● **Exercise directions**: Transcribe all the data below exactly, leaving its pictures out.

● **Given records**:
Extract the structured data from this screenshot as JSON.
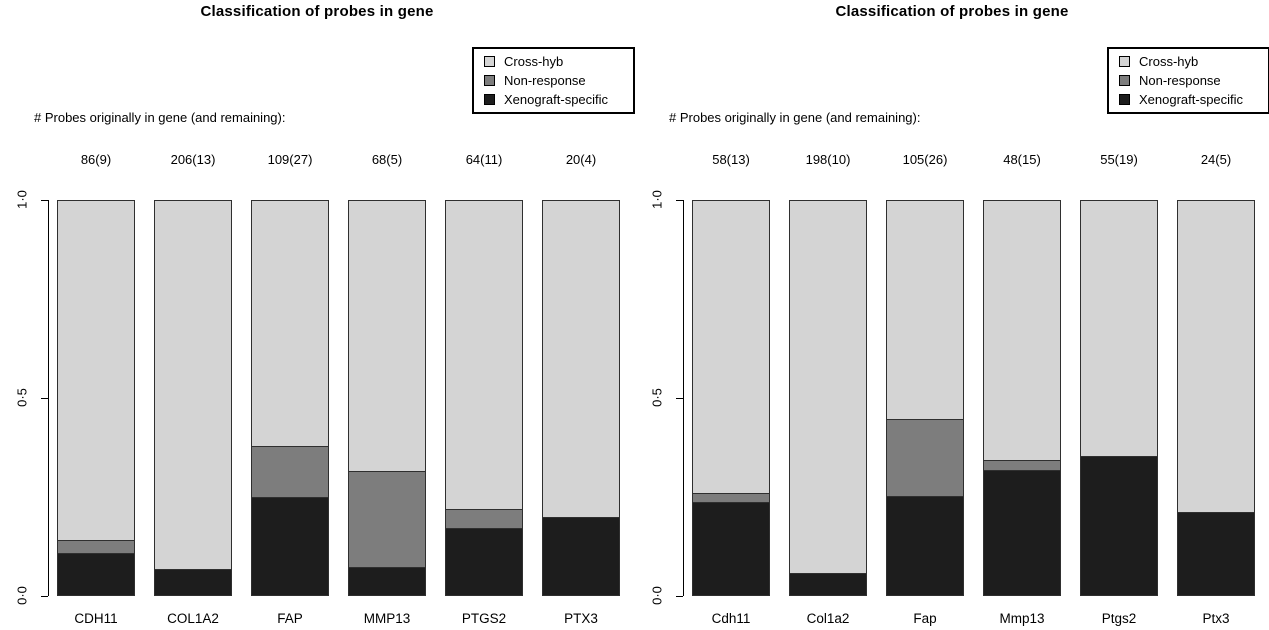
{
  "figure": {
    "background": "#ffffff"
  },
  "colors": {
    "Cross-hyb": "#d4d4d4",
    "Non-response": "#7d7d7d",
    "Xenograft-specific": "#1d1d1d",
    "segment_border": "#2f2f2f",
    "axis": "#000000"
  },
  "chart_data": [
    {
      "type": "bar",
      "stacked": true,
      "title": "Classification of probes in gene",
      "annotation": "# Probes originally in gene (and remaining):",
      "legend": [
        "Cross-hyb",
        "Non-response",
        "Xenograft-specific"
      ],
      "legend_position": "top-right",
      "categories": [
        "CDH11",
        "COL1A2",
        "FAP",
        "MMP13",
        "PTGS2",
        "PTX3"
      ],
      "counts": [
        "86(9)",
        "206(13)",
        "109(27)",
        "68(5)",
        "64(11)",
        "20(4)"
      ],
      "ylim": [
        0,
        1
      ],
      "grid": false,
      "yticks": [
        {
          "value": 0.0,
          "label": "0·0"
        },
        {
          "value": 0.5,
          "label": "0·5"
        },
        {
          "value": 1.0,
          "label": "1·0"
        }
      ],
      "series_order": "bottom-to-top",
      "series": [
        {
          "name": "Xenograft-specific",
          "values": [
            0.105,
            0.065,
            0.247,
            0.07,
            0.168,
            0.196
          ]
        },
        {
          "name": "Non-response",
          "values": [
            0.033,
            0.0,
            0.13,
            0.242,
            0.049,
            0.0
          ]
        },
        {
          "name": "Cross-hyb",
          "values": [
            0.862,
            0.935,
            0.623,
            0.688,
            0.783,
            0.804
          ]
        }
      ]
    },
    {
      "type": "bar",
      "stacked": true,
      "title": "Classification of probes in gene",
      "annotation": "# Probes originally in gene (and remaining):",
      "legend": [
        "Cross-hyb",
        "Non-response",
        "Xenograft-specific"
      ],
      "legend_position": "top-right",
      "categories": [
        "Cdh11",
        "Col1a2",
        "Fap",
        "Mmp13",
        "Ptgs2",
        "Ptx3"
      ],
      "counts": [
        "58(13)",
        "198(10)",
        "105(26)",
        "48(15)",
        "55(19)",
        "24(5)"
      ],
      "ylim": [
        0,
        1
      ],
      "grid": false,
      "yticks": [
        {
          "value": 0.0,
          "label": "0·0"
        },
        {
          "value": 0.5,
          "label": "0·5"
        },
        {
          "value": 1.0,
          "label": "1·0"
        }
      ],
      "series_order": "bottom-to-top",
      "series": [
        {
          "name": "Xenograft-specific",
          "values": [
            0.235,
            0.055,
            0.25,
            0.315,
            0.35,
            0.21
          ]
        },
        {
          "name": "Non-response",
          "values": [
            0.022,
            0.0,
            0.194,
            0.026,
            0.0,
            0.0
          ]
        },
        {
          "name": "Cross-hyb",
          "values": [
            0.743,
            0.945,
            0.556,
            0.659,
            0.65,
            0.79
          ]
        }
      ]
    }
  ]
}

● **Exercise solution**:
Extract the structured data from this screenshot as JSON.
{
  "figure": {
    "background": "#ffffff"
  },
  "colors": {
    "Cross-hyb": "#d4d4d4",
    "Non-response": "#7d7d7d",
    "Xenograft-specific": "#1d1d1d",
    "segment_border": "#2f2f2f",
    "axis": "#000000"
  },
  "chart_data": [
    {
      "type": "bar",
      "stacked": true,
      "title": "Classification of probes in gene",
      "annotation": "# Probes originally in gene (and remaining):",
      "legend": [
        "Cross-hyb",
        "Non-response",
        "Xenograft-specific"
      ],
      "legend_position": "top-right",
      "categories": [
        "CDH11",
        "COL1A2",
        "FAP",
        "MMP13",
        "PTGS2",
        "PTX3"
      ],
      "counts": [
        "86(9)",
        "206(13)",
        "109(27)",
        "68(5)",
        "64(11)",
        "20(4)"
      ],
      "ylim": [
        0,
        1
      ],
      "grid": false,
      "yticks": [
        {
          "value": 0.0,
          "label": "0·0"
        },
        {
          "value": 0.5,
          "label": "0·5"
        },
        {
          "value": 1.0,
          "label": "1·0"
        }
      ],
      "series_order": "bottom-to-top",
      "series": [
        {
          "name": "Xenograft-specific",
          "values": [
            0.105,
            0.065,
            0.247,
            0.07,
            0.168,
            0.196
          ]
        },
        {
          "name": "Non-response",
          "values": [
            0.033,
            0.0,
            0.13,
            0.242,
            0.049,
            0.0
          ]
        },
        {
          "name": "Cross-hyb",
          "values": [
            0.862,
            0.935,
            0.623,
            0.688,
            0.783,
            0.804
          ]
        }
      ]
    },
    {
      "type": "bar",
      "stacked": true,
      "title": "Classification of probes in gene",
      "annotation": "# Probes originally in gene (and remaining):",
      "legend": [
        "Cross-hyb",
        "Non-response",
        "Xenograft-specific"
      ],
      "legend_position": "top-right",
      "categories": [
        "Cdh11",
        "Col1a2",
        "Fap",
        "Mmp13",
        "Ptgs2",
        "Ptx3"
      ],
      "counts": [
        "58(13)",
        "198(10)",
        "105(26)",
        "48(15)",
        "55(19)",
        "24(5)"
      ],
      "ylim": [
        0,
        1
      ],
      "grid": false,
      "yticks": [
        {
          "value": 0.0,
          "label": "0·0"
        },
        {
          "value": 0.5,
          "label": "0·5"
        },
        {
          "value": 1.0,
          "label": "1·0"
        }
      ],
      "series_order": "bottom-to-top",
      "series": [
        {
          "name": "Xenograft-specific",
          "values": [
            0.235,
            0.055,
            0.25,
            0.315,
            0.35,
            0.21
          ]
        },
        {
          "name": "Non-response",
          "values": [
            0.022,
            0.0,
            0.194,
            0.026,
            0.0,
            0.0
          ]
        },
        {
          "name": "Cross-hyb",
          "values": [
            0.743,
            0.945,
            0.556,
            0.659,
            0.65,
            0.79
          ]
        }
      ]
    }
  ]
}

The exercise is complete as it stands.